What you will do: Sift the listing for lines that hold the string "Passenger" and pull them out.

---------- Records for this task ----------

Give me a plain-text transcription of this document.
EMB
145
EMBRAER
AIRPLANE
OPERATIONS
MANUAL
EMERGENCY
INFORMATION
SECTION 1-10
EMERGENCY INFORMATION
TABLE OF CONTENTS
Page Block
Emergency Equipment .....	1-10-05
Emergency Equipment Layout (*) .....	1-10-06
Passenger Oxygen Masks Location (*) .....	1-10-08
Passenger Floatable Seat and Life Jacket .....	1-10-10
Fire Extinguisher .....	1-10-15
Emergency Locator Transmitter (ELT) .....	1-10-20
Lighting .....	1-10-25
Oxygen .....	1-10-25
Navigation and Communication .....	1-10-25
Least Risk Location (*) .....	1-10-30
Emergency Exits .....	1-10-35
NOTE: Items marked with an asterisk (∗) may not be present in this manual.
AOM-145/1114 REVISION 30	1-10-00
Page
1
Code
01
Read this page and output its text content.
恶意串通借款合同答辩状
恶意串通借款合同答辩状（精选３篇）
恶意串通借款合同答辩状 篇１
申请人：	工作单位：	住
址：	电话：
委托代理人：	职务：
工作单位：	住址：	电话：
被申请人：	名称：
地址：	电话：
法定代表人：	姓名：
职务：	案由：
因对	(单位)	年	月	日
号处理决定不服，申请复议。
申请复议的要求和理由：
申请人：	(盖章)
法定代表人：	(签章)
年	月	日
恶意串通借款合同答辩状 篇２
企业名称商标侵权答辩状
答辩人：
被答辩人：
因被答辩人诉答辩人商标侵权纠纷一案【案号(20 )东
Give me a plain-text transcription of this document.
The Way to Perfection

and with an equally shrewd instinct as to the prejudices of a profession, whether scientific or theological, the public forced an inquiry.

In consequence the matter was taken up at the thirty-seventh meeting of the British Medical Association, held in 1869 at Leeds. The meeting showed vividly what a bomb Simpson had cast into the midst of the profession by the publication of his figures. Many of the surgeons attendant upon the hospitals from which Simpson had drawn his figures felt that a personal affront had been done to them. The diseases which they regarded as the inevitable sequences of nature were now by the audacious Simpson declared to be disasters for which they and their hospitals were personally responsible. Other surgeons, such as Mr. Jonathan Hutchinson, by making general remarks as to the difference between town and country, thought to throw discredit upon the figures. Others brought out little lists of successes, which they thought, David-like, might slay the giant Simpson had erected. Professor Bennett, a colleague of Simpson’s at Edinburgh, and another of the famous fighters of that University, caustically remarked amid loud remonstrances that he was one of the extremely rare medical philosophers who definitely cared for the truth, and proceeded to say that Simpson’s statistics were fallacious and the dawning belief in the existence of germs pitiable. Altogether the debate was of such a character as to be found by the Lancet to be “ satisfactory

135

----------

Full solution:
Passenger Oxygen Masks Location (*) .....	1-10-08
Passenger Floatable Seat and Life Jacket .....	1-10-10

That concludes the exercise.